** start of Extract provided **
Yep - just what I'm after!

It does seem I'm not missing the obvious, anyway - I wonder why they are so hard to come by, compared with other types of cable reel? Must be the all-pervading prevalence of wifi these days I suppose...

I suppose so... however all empty reels that I could see during my searches seemed to be big buggers intended for mains flex; not really appropriate for what I'm after. I'll stick with what I have, I guess :( Thanks anyway! David

Reply to
david.m.pickles

En el artículo , snipped-for-privacy@gmail.com escribió:

I can think of a few reasons:

  • putting Cat5 on a reel would make it more liable to kink as it is wound and unwound. Kinking Cat5 cable is a no-no; it can have a serious adverse impact on performance.
  • it would need to be stranded cable. Solid cable would (eventually) fracture. Stranded cable is only intended to be used for patch leads of short length (up to 5m ish) between e.g. the wall outlet and the device.
  • a partly-uncoiled reel might be more prone to picking up external interference as the loops form an antenna
Reply to
Mike Tomlinson

  • the rated length on an 100mbps ethernet link is no more than about
10m which is scarcely worth putting on a reel
Reply to
The Natural Philosopher

100m actually.
Reply to
Andrew Gabriel

Huh?

Reply to
John Rumm

Huh indeed, and I'm also having trouble excepting Mike's assertion that kinking UTP seriously affects performance. I know it's a view that's widely held, but I have never fount it to be a problem unless the conductors or their insulation are damaged.

Unlike thin net and coax in general.

After all, however well made, each termination to a patch panel or faceplate is going to effectively be a kink

Reply to
Graham.
** end of Extract provided **
Exercises
A – Please retype the Cat5 cable reel discussion between "Huh indeed, and" and "coax in general.", inclusive.
B – Write what comes next in the Cat5 cable reel discussion, picking up after its final line.
** start of Supplied data **
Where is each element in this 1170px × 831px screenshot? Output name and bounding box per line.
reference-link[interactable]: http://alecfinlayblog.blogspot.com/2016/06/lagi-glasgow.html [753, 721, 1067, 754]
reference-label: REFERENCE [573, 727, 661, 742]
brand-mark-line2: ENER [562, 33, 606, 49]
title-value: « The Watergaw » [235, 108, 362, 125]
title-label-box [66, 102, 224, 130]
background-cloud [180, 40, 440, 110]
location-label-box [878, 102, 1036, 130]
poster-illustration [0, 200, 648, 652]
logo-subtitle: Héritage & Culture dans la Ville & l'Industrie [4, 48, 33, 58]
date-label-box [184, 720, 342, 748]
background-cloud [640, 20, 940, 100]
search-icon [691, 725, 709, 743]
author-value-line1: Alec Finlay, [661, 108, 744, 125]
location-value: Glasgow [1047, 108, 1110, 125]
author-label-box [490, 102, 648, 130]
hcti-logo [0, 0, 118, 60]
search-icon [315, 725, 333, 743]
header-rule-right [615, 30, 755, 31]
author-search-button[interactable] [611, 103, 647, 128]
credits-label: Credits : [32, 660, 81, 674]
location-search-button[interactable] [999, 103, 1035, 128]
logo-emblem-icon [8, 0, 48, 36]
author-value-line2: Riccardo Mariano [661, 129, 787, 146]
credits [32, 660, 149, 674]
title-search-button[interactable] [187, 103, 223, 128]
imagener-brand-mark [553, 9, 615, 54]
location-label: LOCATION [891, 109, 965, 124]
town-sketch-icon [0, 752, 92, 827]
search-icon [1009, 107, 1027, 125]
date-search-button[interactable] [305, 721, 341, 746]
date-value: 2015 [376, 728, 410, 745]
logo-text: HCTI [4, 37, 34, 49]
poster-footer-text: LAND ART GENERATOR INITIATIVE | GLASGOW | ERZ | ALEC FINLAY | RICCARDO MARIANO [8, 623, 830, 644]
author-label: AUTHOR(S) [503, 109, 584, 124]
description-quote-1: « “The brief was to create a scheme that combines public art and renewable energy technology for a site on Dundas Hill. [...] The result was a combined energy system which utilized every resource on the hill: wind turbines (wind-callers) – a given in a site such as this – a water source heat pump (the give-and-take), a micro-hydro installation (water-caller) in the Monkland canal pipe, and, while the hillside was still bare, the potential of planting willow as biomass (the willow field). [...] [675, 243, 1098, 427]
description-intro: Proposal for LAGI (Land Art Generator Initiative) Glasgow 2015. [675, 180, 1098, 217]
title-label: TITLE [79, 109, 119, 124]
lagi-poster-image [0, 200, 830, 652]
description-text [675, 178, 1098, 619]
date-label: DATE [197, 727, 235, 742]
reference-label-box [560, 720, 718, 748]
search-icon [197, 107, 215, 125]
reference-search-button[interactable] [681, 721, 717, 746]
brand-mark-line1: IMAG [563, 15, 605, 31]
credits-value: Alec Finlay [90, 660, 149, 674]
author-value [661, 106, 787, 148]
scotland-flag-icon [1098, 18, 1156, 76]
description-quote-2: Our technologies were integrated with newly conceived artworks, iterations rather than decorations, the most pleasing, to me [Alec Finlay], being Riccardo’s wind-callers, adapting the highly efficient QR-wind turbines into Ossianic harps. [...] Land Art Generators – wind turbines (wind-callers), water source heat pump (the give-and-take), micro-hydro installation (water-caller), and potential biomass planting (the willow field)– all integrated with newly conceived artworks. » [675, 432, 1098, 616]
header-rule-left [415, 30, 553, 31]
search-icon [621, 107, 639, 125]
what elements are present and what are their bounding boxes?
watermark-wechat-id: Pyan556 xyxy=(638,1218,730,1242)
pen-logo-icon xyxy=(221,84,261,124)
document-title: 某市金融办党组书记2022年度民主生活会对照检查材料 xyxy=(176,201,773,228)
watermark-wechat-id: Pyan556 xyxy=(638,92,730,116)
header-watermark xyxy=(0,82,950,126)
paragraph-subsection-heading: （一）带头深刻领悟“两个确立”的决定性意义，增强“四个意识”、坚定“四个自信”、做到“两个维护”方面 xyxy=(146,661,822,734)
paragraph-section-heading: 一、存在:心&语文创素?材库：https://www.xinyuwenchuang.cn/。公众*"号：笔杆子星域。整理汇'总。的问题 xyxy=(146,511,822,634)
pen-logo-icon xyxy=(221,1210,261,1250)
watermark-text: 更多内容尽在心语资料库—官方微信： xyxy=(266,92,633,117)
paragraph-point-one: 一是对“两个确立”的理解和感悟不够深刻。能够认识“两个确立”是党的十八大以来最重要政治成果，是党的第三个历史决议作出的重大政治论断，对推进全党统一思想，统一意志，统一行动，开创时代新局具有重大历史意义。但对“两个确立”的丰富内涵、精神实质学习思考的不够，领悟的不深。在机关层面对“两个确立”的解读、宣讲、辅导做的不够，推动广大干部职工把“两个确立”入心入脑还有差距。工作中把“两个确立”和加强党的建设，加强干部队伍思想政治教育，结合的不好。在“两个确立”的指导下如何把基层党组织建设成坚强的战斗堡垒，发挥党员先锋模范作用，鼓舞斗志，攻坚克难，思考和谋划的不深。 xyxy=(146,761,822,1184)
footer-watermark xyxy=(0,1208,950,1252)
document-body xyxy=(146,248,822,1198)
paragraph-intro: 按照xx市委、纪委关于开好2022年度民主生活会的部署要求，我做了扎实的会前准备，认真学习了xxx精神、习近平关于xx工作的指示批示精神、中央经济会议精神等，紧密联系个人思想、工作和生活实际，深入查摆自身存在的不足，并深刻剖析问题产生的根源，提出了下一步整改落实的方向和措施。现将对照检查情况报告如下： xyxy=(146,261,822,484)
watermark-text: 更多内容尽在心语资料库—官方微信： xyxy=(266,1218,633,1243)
** end of Supplied data **
Task results
A –
Huh indeed, and I'm also having trouble excepting Mike's assertion that kinking UTP seriously affects performance. I know it's a view that's widely held, but I have never fount it to be a problem unless the conductors or their insulation are damaged.

Unlike thin net and coax in general.

B –
En el artículo , Graham. escribió:

accepting

plenty of evidence on Google if you can work out how to use it, including from people who know what they're talking about, like Belden, who make the cable.

Kinks cause reflections in the cable - too many and you WILL impact performance. Might work OK at 10/100 but fail at gigabit, for example.

Well, that marks you out as a cowboy installer then, doesn't it?

Reply to
Mike Tomlinson

Mike Tomlinson :

What I've never been sure of is whether failure is likely to result if a patch cable is stored kinked and then unkinked before use.

Reply to
Mike Barnes

En el artículo , Mike Barnes escribió:

It's hard to tell whether you've successfully unkinked the cores because the loose outer insulation on some cables disguises problems, so although the insulation might look ok, the cores inside may not be. The only way to be sure is to use a proper tester (= $$$). If a patch cable looks ratty, the retaining clips are broken off, or it shows signs of abuse (having been kinked, walked on, run over, etc.) I bin it and replace - they're dirt cheap.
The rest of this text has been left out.